▶ [Records for the exercise]
+ + + +
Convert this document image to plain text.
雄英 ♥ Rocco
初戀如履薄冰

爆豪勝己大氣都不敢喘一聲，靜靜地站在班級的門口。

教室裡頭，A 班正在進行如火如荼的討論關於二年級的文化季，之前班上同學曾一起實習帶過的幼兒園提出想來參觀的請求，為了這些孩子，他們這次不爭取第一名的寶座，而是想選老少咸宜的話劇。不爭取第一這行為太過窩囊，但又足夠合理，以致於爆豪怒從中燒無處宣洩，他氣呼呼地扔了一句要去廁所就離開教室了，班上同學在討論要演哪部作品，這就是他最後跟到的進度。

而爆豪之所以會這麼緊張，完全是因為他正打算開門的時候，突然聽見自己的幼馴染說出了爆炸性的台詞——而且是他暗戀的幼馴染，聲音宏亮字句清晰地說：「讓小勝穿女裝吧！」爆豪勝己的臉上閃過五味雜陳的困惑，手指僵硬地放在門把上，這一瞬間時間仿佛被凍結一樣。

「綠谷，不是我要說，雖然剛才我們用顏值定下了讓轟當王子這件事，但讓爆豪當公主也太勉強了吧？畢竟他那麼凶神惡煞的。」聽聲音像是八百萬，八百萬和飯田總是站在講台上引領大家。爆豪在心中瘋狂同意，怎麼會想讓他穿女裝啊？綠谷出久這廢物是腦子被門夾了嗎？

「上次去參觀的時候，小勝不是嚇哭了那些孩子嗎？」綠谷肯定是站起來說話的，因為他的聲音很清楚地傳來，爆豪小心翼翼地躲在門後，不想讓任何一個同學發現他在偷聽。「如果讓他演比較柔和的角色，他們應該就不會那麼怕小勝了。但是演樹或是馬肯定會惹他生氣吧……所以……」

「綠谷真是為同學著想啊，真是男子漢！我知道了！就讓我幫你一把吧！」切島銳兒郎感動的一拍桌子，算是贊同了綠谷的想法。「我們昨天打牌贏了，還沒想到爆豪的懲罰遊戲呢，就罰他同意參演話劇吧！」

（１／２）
+ + + +
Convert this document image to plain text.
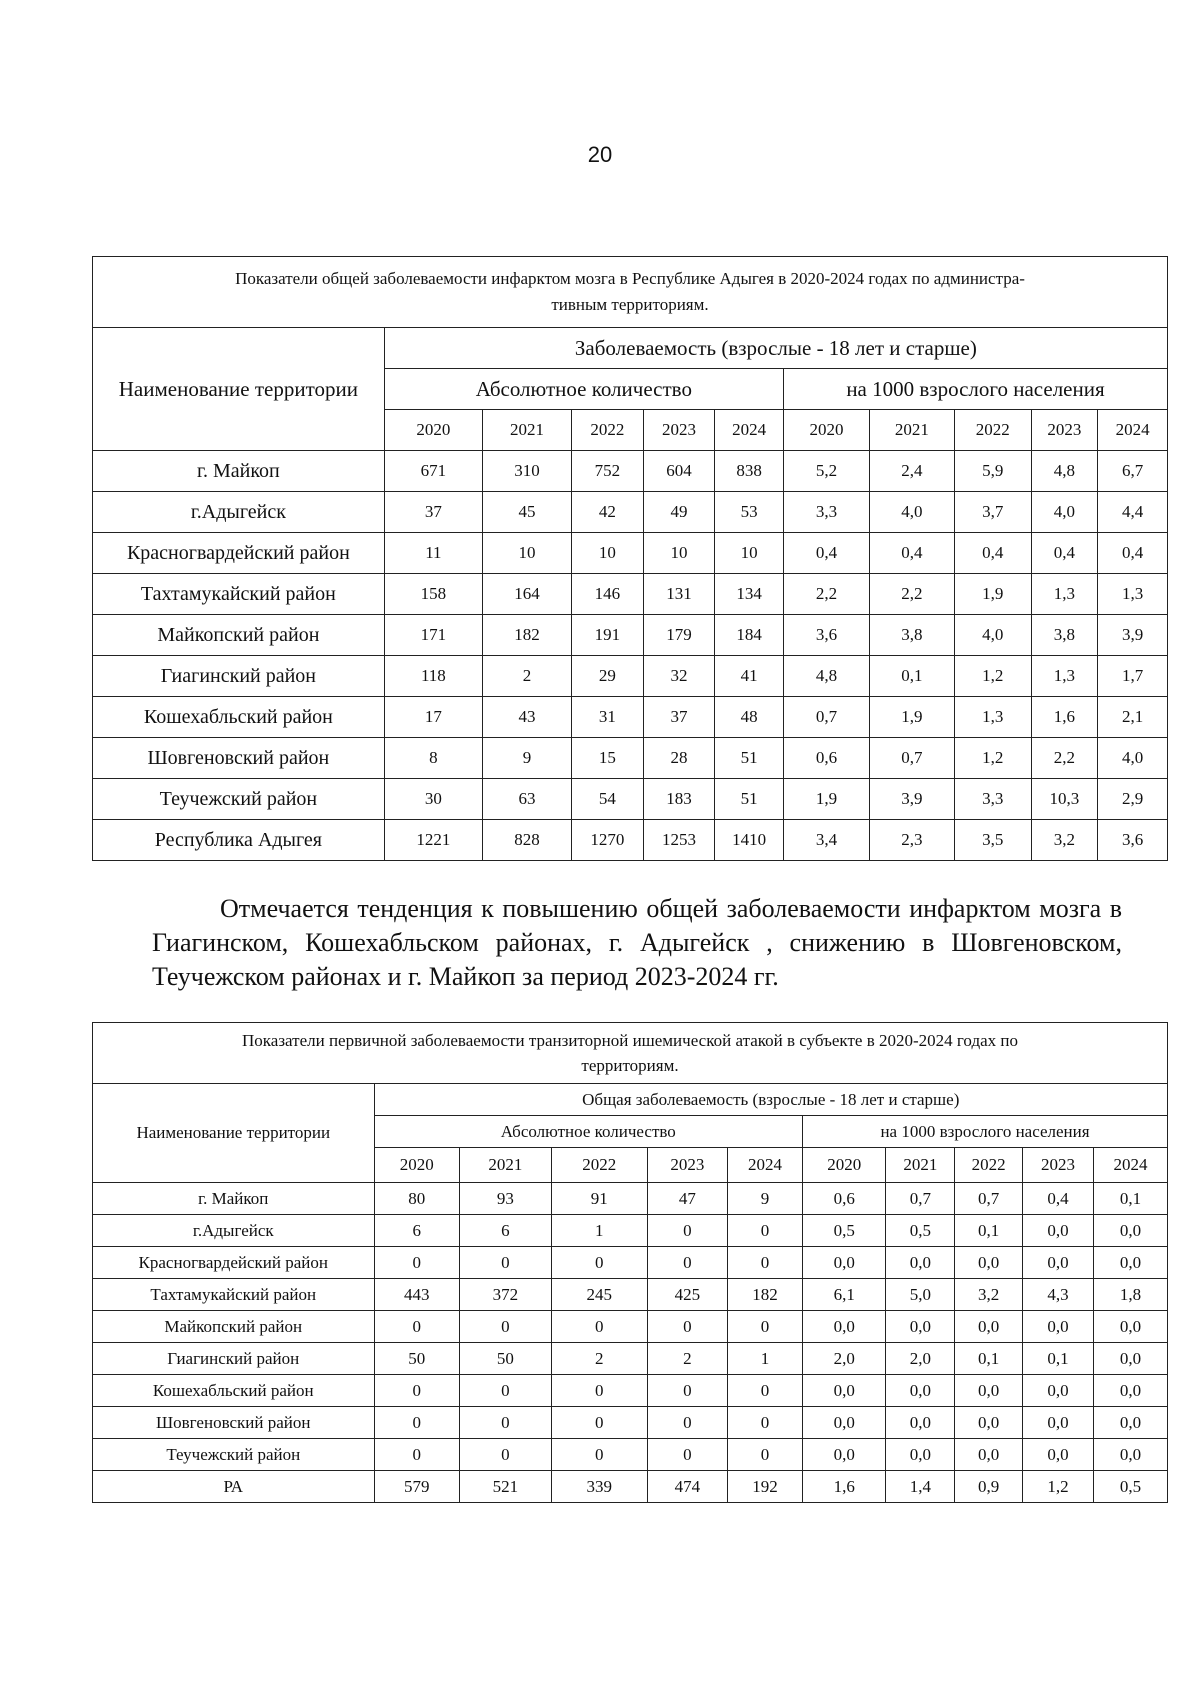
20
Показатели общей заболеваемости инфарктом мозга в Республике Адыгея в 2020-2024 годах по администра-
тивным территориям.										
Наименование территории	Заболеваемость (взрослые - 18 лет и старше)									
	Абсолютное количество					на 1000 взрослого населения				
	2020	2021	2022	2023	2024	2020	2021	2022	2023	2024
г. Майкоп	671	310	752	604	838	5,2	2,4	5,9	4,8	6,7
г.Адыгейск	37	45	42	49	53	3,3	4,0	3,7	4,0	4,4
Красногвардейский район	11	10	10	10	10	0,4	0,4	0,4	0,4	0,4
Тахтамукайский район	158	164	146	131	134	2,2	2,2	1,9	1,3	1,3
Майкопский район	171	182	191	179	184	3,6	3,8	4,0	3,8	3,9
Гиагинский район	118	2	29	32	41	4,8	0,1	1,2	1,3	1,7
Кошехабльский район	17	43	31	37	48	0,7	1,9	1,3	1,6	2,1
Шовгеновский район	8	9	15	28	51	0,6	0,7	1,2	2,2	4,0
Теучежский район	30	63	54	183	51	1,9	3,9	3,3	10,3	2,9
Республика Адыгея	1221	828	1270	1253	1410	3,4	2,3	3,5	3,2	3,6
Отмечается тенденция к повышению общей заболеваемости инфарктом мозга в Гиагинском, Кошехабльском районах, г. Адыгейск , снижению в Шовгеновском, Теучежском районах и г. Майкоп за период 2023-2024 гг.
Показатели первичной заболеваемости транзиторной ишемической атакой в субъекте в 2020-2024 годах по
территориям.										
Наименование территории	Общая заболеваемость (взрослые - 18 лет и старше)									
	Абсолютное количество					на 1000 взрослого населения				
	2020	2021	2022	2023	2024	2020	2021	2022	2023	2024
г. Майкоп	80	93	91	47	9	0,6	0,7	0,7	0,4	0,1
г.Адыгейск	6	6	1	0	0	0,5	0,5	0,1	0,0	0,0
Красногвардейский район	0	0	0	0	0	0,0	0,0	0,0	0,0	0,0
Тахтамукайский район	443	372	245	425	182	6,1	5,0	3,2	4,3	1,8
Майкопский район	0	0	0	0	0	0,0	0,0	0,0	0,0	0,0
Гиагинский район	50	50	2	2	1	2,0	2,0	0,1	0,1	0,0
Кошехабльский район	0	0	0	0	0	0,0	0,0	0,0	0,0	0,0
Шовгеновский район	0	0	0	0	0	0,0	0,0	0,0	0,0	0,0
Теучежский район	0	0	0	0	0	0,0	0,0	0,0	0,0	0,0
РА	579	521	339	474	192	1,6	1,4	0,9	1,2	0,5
+ + + +
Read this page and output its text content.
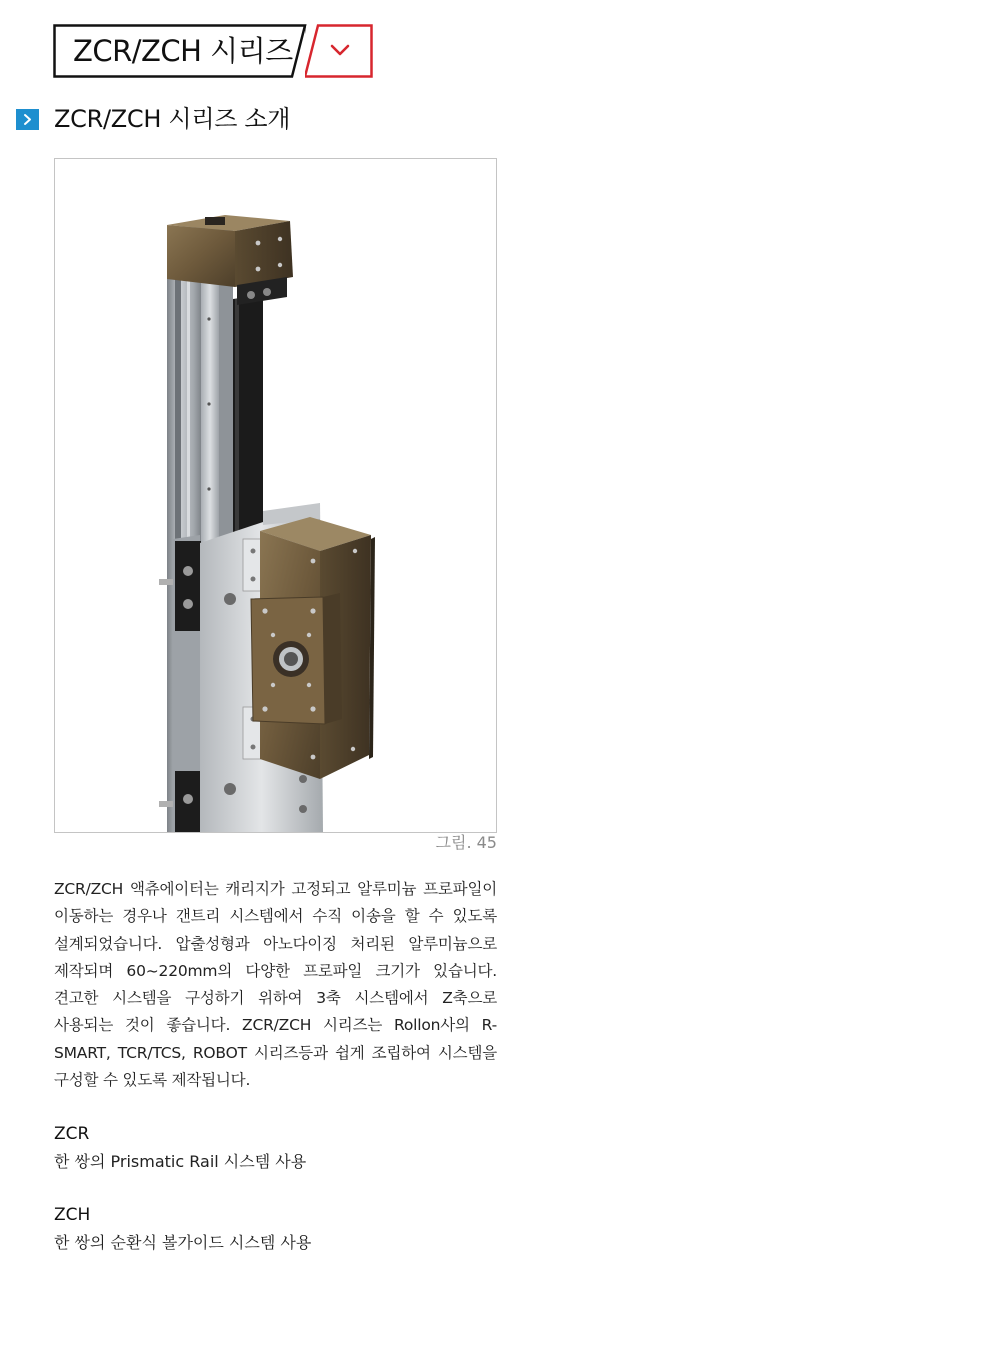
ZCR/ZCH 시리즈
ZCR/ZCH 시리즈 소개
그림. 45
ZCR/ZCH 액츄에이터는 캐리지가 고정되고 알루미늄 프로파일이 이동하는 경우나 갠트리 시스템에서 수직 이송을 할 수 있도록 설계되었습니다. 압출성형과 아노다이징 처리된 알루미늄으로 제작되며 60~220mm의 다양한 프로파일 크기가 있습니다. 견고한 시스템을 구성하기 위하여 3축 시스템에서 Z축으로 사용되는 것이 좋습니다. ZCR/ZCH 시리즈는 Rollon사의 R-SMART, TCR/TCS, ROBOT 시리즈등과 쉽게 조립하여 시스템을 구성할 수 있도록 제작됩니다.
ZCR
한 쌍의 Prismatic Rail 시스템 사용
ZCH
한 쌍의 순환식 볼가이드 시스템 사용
+ + + +
▶ [Exercise description] Filter the entries down to the lines with the word "инфарктом" in them.

▶ [Finished task]
Показатели общей заболеваемости инфарктом мозга в Республике Адыгея в 2020-2024 годах по администра-
Отмечается тенденция к повышению общей заболеваемости инфарктом мозга в Гиагинском, Кошехабльском районах, г. Адыгейск , снижению в Шовгеновском, Теучежском районах и г. Майкоп за период 2023-2024 гг.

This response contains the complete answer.